[begin Provided records]

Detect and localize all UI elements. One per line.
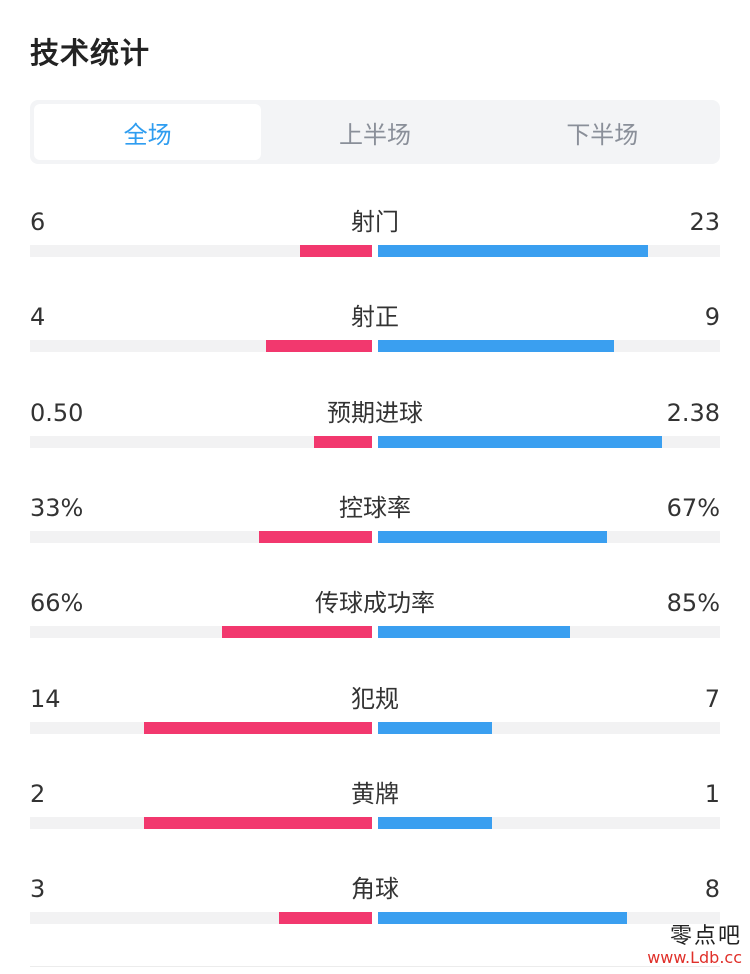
home-bar [221, 626, 372, 638]
away-value: 1 [704, 780, 720, 808]
watermark-text: 零点吧 [669, 924, 742, 949]
stat-row: 4 射正 9 [30, 300, 720, 360]
home-value: 33% [30, 494, 84, 522]
home-value: 66% [30, 589, 84, 617]
stat-name: 射门 [351, 208, 399, 236]
tab-first-half[interactable]: 上半场 [338, 120, 411, 149]
home-bar [278, 912, 372, 924]
watermark: 零点吧 www.Ldb.cc [647, 924, 742, 968]
stat-name: 犯规 [351, 685, 399, 713]
stat-name: 角球 [351, 875, 399, 903]
tab-full-match[interactable]: 全场 [34, 104, 262, 160]
home-bar-track [30, 722, 372, 734]
page-title: 技术统计 [30, 36, 151, 70]
away-value: 2.38 [666, 399, 720, 427]
away-bar-track [378, 626, 720, 638]
away-bar-track [378, 245, 720, 257]
stat-row: 6 射门 23 [30, 205, 720, 265]
away-bar [378, 817, 492, 829]
away-bar-track [378, 340, 720, 352]
stat-row: 14 犯规 7 [30, 682, 720, 742]
stat-row: 2 黄牌 1 [30, 777, 720, 837]
home-value: 3 [30, 875, 46, 903]
away-bar-track [378, 912, 720, 924]
stat-row: 66% 传球成功率 85% [30, 586, 720, 646]
home-value: 2 [30, 780, 46, 808]
bottom-divider [30, 966, 720, 967]
away-value: 9 [704, 303, 720, 331]
away-bar [378, 626, 570, 638]
period-tabs: 全场 上半场 下半场 [30, 100, 720, 164]
home-bar [265, 340, 372, 352]
stat-name: 传球成功率 [315, 589, 435, 617]
home-value: 14 [30, 685, 61, 713]
stat-name: 预期进球 [327, 399, 423, 427]
away-value: 8 [704, 875, 720, 903]
home-bar-track [30, 912, 372, 924]
home-value: 6 [30, 208, 46, 236]
home-bar-track [30, 817, 372, 829]
stat-row: 0.50 预期进球 2.38 [30, 396, 720, 456]
home-bar [259, 531, 372, 543]
away-bar-track [378, 531, 720, 543]
away-bar [378, 340, 614, 352]
home-bar [300, 245, 372, 257]
home-bar [143, 817, 372, 829]
watermark-url: www.Ldb.cc [647, 948, 742, 968]
away-value: 7 [704, 685, 720, 713]
stat-row: 33% 控球率 67% [30, 491, 720, 551]
away-value: 67% [666, 494, 720, 522]
home-bar-track [30, 340, 372, 352]
stat-name: 控球率 [339, 494, 411, 522]
away-value: 23 [689, 208, 720, 236]
stat-name: 黄牌 [351, 780, 399, 808]
away-value: 85% [666, 589, 720, 617]
away-bar-track [378, 436, 720, 448]
away-bar-track [378, 722, 720, 734]
home-bar-track [30, 531, 372, 543]
away-bar [378, 245, 649, 257]
stat-name: 射正 [351, 303, 399, 331]
tab-second-half[interactable]: 下半场 [566, 120, 639, 149]
away-bar-track [378, 817, 720, 829]
stat-row: 3 角球 8 [30, 872, 720, 932]
away-bar [378, 722, 492, 734]
away-bar [378, 531, 608, 543]
away-bar [378, 912, 627, 924]
home-value: 0.50 [30, 399, 84, 427]
home-bar-track [30, 245, 372, 257]
away-bar [378, 436, 662, 448]
home-value: 4 [30, 303, 46, 331]
home-bar [143, 722, 372, 734]
home-bar-track [30, 626, 372, 638]
home-bar [313, 436, 372, 448]
home-bar-track [30, 436, 372, 448]
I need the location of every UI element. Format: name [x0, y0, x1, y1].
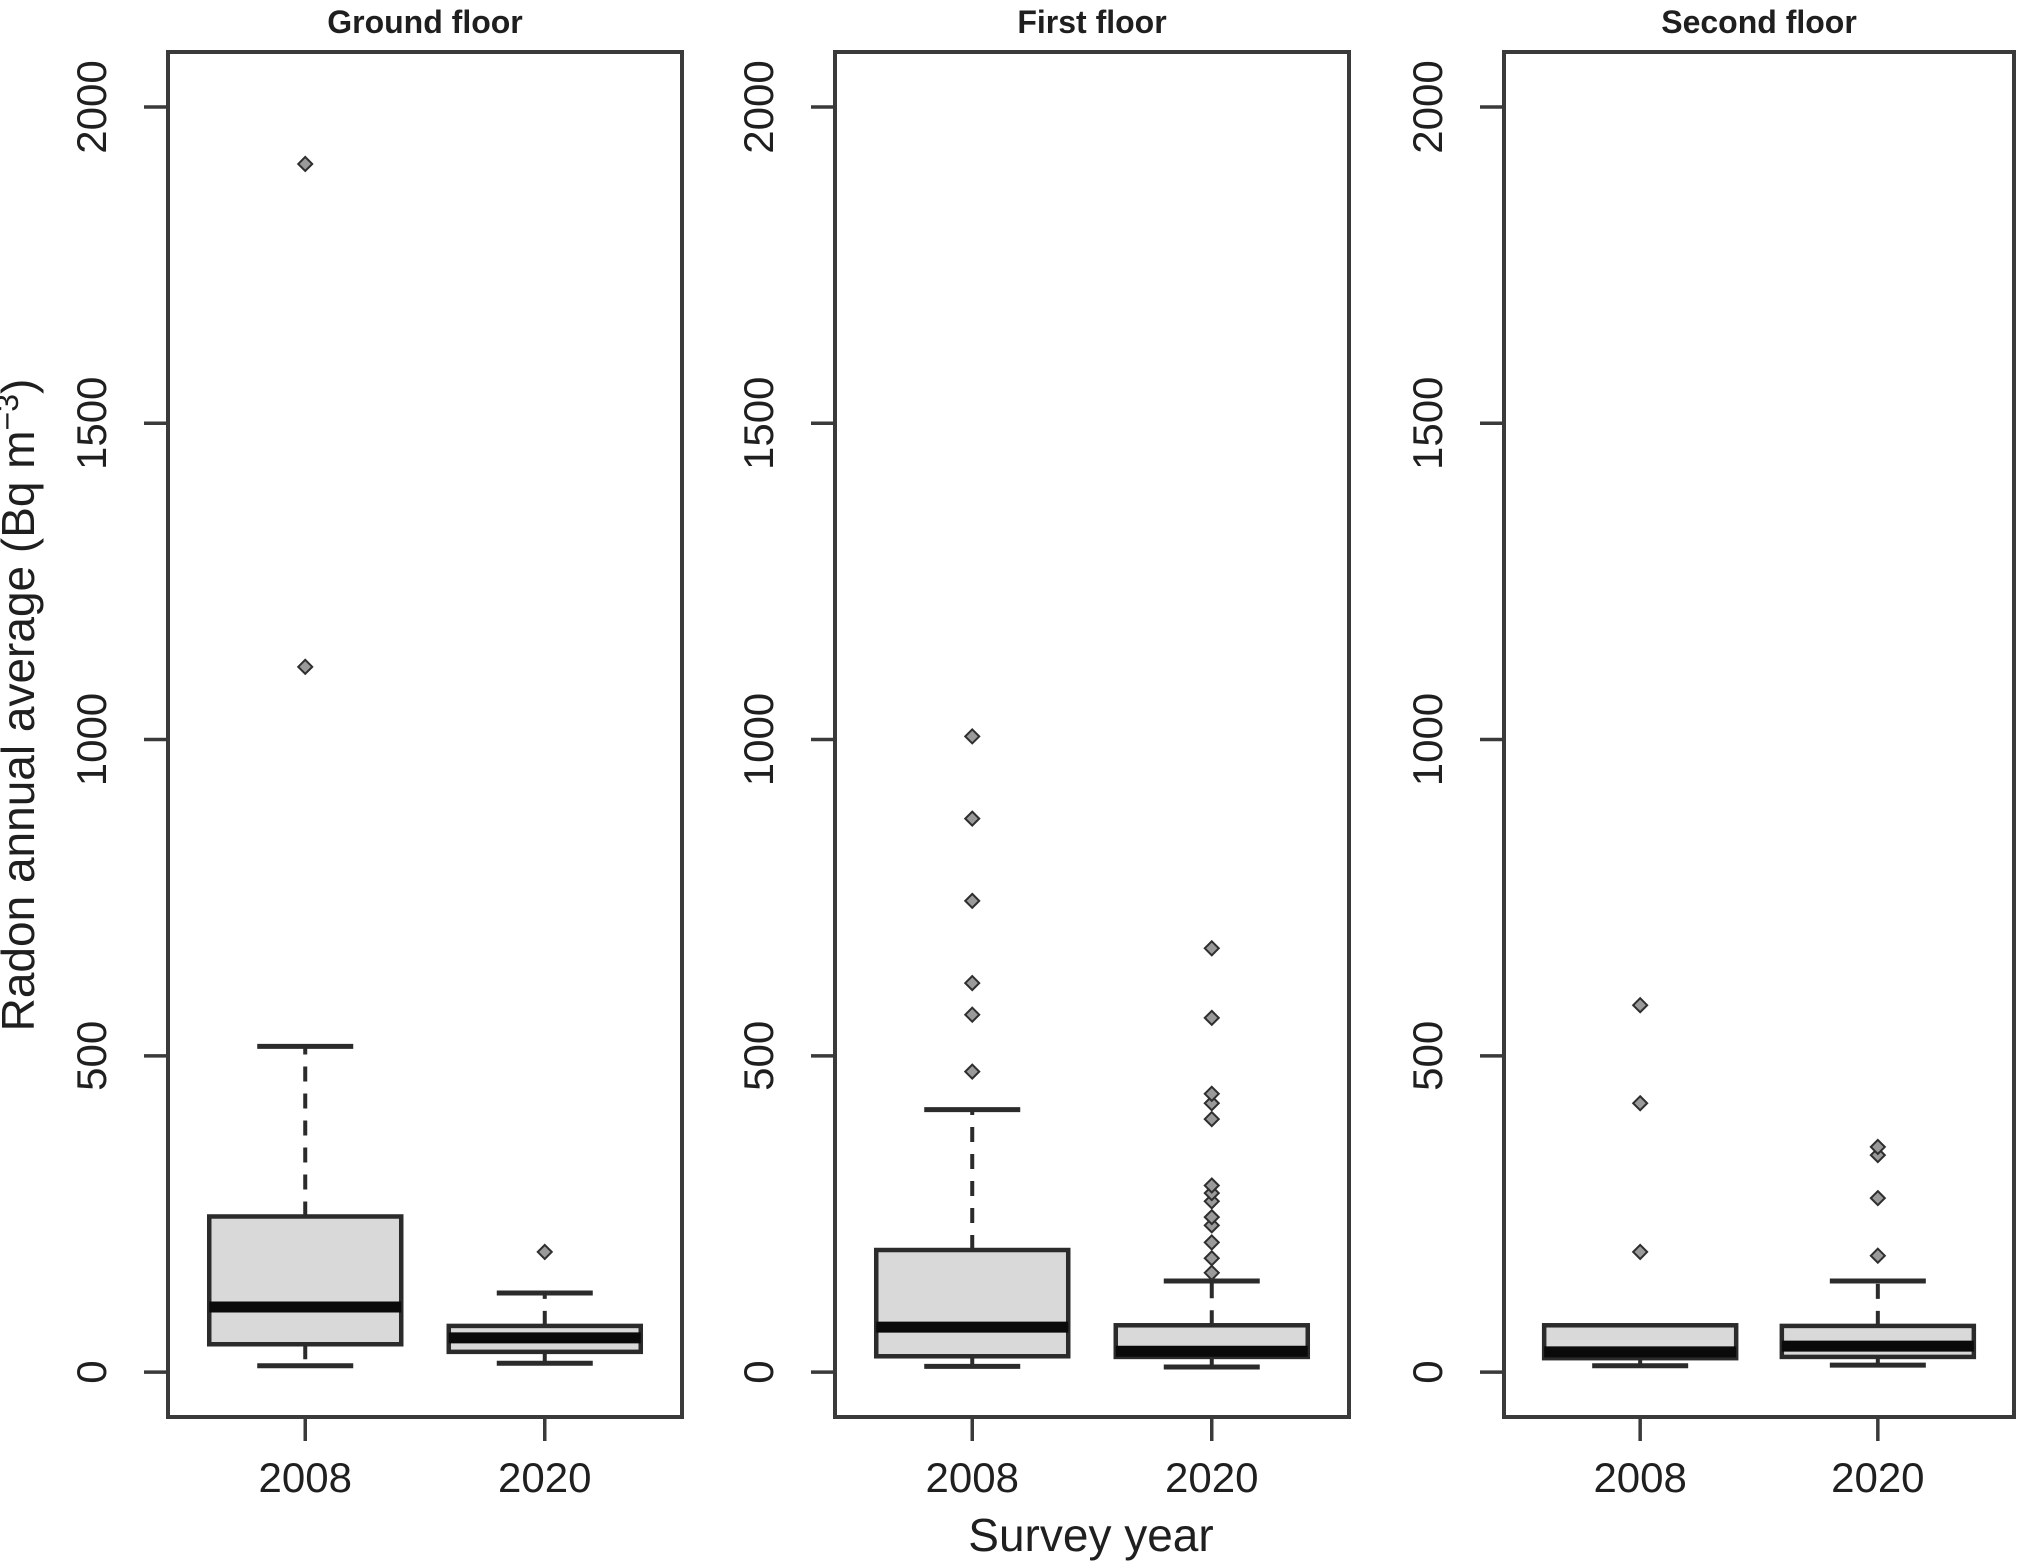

[end Provided records]

Exercise:
Change each "UI" in the lines above to "interface", keep everything else the same, and reproduce the lines without the pictures.

Complete answer:
Detect and localize all interface elements. One per line.
home-bar [221, 626, 372, 638]
away-value: 1 [704, 780, 720, 808]
watermark-text: 零点吧 [669, 924, 742, 949]
stat-row: 4 射正 9 [30, 300, 720, 360]
home-value: 33% [30, 494, 84, 522]
home-value: 66% [30, 589, 84, 617]
stat-name: 射门 [351, 208, 399, 236]
tab-first-half[interactable]: 上半场 [338, 120, 411, 149]
home-bar [278, 912, 372, 924]
watermark: 零点吧 www.Ldb.cc [647, 924, 742, 968]
stat-name: 犯规 [351, 685, 399, 713]
stat-name: 角球 [351, 875, 399, 903]
tab-full-match[interactable]: 全场 [34, 104, 262, 160]
home-bar-track [30, 722, 372, 734]
page-title: 技术统计 [30, 36, 151, 70]
away-value: 2.38 [666, 399, 720, 427]
away-bar-track [378, 626, 720, 638]
away-bar-track [378, 245, 720, 257]
stat-row: 6 射门 23 [30, 205, 720, 265]
away-bar [378, 817, 492, 829]
away-bar-track [378, 340, 720, 352]
stat-row: 14 犯规 7 [30, 682, 720, 742]
stat-row: 2 黄牌 1 [30, 777, 720, 837]
home-value: 3 [30, 875, 46, 903]
away-bar-track [378, 912, 720, 924]
stat-row: 66% 传球成功率 85% [30, 586, 720, 646]
home-value: 2 [30, 780, 46, 808]
bottom-divider [30, 966, 720, 967]
away-value: 9 [704, 303, 720, 331]
away-bar [378, 626, 570, 638]
period-tabs: 全场 上半场 下半场 [30, 100, 720, 164]
home-bar [265, 340, 372, 352]
stat-name: 传球成功率 [315, 589, 435, 617]
home-value: 14 [30, 685, 61, 713]
stat-name: 预期进球 [327, 399, 423, 427]
away-value: 8 [704, 875, 720, 903]
home-bar-track [30, 912, 372, 924]
home-value: 6 [30, 208, 46, 236]
home-bar-track [30, 817, 372, 829]
stat-row: 0.50 预期进球 2.38 [30, 396, 720, 456]
home-bar [259, 531, 372, 543]
away-bar-track [378, 531, 720, 543]
away-bar [378, 340, 614, 352]
home-bar [300, 245, 372, 257]
home-bar [143, 817, 372, 829]
watermark-url: www.Ldb.cc [647, 948, 742, 968]
away-value: 7 [704, 685, 720, 713]
stat-row: 33% 控球率 67% [30, 491, 720, 551]
away-value: 67% [666, 494, 720, 522]
home-bar-track [30, 340, 372, 352]
stat-name: 控球率 [339, 494, 411, 522]
away-value: 23 [689, 208, 720, 236]
stat-name: 黄牌 [351, 780, 399, 808]
away-value: 85% [666, 589, 720, 617]
away-bar-track [378, 436, 720, 448]
away-bar-track [378, 722, 720, 734]
home-bar-track [30, 531, 372, 543]
away-bar [378, 245, 649, 257]
stat-name: 射正 [351, 303, 399, 331]
tab-second-half[interactable]: 下半场 [566, 120, 639, 149]
away-bar-track [378, 817, 720, 829]
stat-row: 3 角球 8 [30, 872, 720, 932]
away-bar [378, 722, 492, 734]
away-bar [378, 531, 608, 543]
away-bar [378, 912, 627, 924]
home-value: 0.50 [30, 399, 84, 427]
home-bar-track [30, 245, 372, 257]
away-bar [378, 436, 662, 448]
home-value: 4 [30, 303, 46, 331]
home-bar [143, 722, 372, 734]
home-bar-track [30, 626, 372, 638]
home-bar [313, 436, 372, 448]
home-bar-track [30, 436, 372, 448]
I need the location of every interface element. Format: name [x0, y0, x1, y1].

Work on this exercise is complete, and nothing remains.